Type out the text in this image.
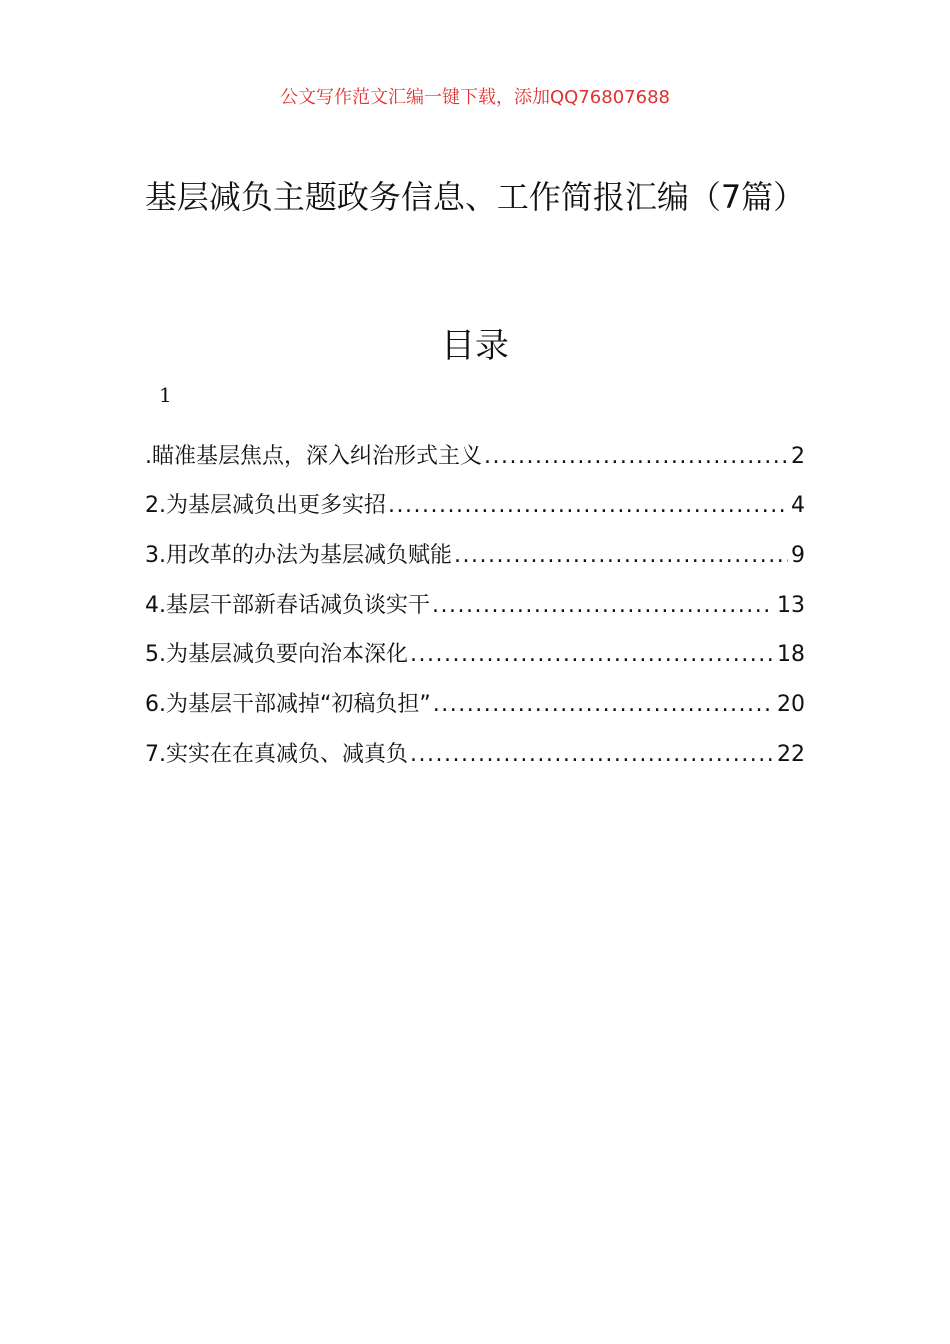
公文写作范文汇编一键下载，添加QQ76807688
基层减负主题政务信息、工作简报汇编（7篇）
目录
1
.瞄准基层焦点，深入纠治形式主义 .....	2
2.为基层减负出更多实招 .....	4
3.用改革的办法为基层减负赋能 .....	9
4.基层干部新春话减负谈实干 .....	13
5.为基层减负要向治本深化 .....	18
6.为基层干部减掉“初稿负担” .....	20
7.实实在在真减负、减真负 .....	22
--
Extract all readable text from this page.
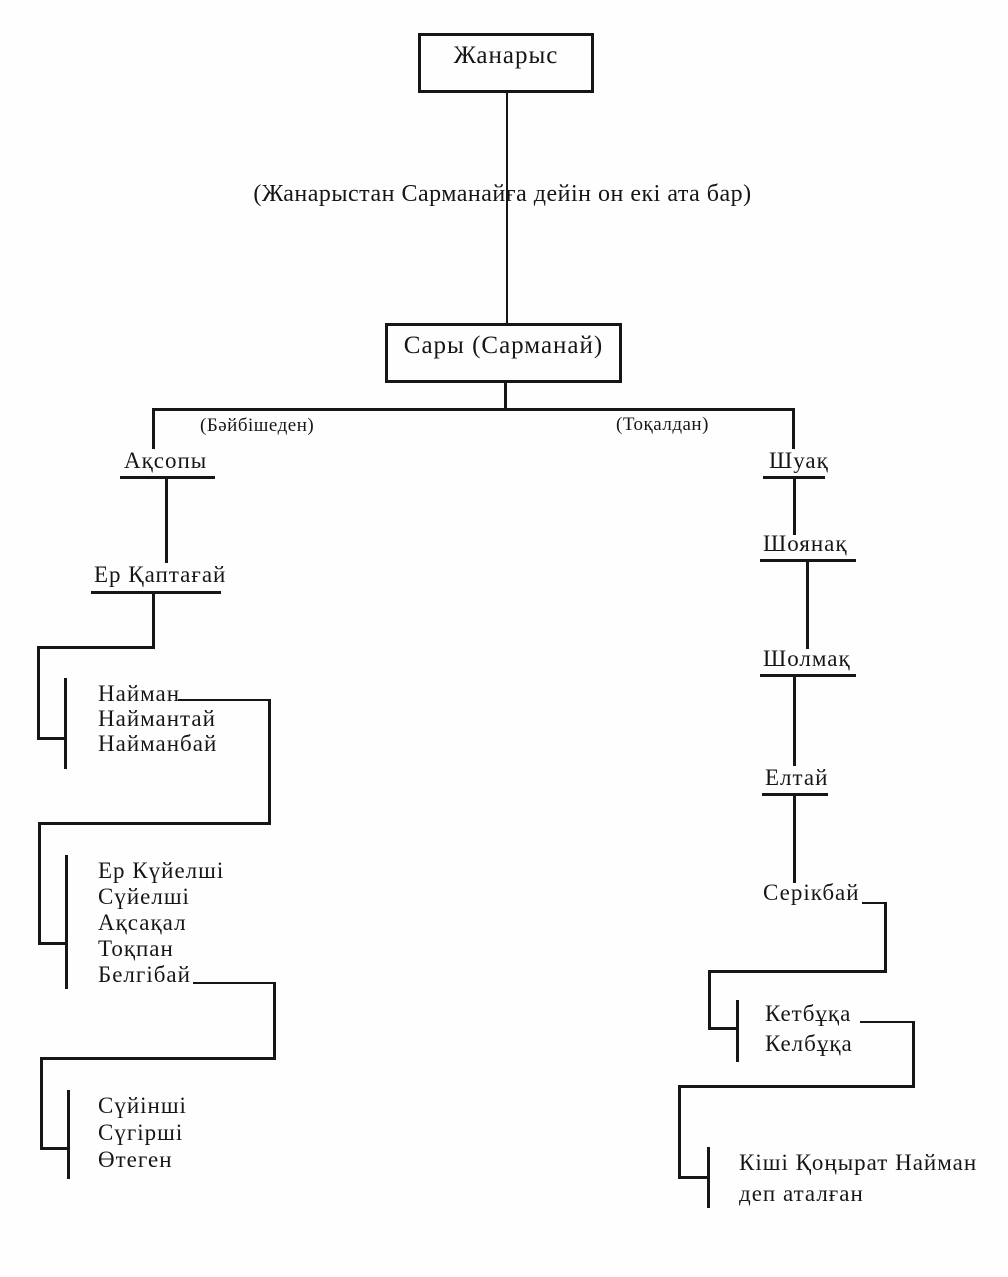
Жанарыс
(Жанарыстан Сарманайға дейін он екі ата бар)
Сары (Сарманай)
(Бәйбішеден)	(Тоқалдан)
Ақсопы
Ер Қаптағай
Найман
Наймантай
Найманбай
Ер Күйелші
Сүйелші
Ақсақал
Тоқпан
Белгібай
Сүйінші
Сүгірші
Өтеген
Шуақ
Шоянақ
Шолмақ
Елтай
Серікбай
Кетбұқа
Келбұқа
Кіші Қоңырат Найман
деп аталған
--
### The problem:
Check each line above for "text" and return the ones that have it.

### Output below:
Type out the text in this image.
Extract all readable text from this page.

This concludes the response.